» **EXERCISE DESCRIPTION**: Filter the records for lines holding the string "može".

- - - - - - -

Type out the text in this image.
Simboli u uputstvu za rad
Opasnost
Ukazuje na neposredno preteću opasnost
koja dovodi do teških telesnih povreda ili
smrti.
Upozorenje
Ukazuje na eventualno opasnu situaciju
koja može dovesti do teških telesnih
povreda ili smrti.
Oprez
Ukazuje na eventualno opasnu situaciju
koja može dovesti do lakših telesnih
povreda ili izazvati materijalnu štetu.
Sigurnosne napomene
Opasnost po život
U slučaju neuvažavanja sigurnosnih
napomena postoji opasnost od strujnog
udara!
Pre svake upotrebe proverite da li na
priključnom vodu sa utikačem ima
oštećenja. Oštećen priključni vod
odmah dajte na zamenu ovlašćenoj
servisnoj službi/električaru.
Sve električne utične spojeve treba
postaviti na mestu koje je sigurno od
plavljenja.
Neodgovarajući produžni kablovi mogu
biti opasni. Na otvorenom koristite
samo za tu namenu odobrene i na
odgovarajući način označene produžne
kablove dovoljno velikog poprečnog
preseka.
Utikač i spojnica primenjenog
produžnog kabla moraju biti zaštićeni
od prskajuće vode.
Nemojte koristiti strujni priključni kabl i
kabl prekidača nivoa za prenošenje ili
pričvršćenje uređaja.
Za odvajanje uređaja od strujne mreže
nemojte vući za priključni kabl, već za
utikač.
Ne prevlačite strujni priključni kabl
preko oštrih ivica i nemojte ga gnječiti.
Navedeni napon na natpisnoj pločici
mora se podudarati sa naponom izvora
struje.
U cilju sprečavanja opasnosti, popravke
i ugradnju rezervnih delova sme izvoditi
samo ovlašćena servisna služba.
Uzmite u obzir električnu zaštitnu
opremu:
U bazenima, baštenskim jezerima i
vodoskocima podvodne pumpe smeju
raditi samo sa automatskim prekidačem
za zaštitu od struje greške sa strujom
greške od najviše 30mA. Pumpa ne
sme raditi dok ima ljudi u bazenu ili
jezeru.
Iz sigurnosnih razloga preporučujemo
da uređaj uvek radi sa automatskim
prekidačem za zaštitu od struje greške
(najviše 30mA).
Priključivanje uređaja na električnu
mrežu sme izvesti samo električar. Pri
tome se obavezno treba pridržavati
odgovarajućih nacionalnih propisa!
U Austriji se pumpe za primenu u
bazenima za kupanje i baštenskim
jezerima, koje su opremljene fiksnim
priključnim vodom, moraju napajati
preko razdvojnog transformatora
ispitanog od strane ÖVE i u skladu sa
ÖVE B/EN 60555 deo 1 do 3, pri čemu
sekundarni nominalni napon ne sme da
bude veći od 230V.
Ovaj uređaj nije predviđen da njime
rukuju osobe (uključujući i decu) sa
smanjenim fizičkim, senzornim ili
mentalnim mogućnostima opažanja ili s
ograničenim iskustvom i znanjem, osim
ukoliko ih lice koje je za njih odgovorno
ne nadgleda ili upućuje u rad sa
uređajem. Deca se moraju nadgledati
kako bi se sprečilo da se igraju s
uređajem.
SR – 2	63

- - - - - - -

» **WORKED ANSWER**:
koja može dovesti do teških telesnih
koja može dovesti do lakših telesnih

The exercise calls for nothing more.